DATA TO PROCESS:
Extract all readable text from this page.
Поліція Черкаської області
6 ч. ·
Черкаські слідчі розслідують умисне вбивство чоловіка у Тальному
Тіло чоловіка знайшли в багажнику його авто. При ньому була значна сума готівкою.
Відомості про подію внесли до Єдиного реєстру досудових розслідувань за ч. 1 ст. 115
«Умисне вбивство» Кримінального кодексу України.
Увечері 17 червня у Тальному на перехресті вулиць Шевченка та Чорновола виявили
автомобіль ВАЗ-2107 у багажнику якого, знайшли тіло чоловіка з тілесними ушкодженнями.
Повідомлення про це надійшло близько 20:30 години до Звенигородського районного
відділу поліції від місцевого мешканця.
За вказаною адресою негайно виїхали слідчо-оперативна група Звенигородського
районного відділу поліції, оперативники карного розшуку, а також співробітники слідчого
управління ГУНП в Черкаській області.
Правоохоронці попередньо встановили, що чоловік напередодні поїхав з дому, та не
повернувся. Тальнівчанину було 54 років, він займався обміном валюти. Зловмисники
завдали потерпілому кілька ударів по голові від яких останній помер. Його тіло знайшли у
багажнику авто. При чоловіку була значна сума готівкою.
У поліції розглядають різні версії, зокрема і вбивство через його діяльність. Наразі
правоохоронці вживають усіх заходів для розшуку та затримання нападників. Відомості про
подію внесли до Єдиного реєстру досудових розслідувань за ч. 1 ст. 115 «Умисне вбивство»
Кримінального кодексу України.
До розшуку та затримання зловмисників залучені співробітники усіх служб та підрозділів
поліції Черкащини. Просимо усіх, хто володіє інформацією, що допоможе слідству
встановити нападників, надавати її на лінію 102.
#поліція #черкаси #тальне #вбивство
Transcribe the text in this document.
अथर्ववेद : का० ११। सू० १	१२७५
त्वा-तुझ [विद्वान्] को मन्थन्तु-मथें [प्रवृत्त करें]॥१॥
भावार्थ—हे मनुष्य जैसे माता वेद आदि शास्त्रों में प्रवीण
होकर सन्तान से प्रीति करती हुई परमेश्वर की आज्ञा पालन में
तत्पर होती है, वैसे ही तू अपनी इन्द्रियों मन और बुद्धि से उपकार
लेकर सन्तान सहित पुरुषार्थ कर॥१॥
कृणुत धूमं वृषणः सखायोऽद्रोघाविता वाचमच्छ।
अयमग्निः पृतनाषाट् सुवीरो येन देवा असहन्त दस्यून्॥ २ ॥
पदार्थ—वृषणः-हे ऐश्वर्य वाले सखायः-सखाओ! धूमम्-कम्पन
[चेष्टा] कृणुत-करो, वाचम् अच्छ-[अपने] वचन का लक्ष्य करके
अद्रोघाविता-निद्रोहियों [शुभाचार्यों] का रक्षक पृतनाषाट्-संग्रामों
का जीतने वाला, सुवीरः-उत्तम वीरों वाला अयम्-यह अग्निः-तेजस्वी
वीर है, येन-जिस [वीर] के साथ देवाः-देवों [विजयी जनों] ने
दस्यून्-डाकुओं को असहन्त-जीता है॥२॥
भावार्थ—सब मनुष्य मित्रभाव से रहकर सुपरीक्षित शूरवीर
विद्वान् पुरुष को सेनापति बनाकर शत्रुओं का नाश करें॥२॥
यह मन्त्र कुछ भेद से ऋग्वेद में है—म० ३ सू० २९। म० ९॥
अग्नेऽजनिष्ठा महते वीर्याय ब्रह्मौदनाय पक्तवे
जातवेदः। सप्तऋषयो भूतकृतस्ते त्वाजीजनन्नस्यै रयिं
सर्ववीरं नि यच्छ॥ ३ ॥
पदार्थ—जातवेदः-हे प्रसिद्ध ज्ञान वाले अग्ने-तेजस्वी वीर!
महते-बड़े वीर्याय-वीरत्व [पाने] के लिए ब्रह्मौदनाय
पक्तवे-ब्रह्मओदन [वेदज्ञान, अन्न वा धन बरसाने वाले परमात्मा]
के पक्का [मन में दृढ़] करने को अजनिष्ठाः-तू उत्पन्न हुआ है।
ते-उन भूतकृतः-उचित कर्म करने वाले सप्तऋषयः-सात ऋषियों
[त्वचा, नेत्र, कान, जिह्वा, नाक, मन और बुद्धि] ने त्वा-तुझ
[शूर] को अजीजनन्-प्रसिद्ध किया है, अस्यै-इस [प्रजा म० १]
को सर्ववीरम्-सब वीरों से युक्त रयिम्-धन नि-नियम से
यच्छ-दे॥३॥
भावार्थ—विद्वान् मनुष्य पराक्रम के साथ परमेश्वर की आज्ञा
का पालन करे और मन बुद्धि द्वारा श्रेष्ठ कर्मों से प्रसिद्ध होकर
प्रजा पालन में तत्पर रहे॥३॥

STATED TASK: Some lines of the records may hold the word "Єдиного". How many do? Answer with a number and nothing else.

EXERCISE RESPONSE: 2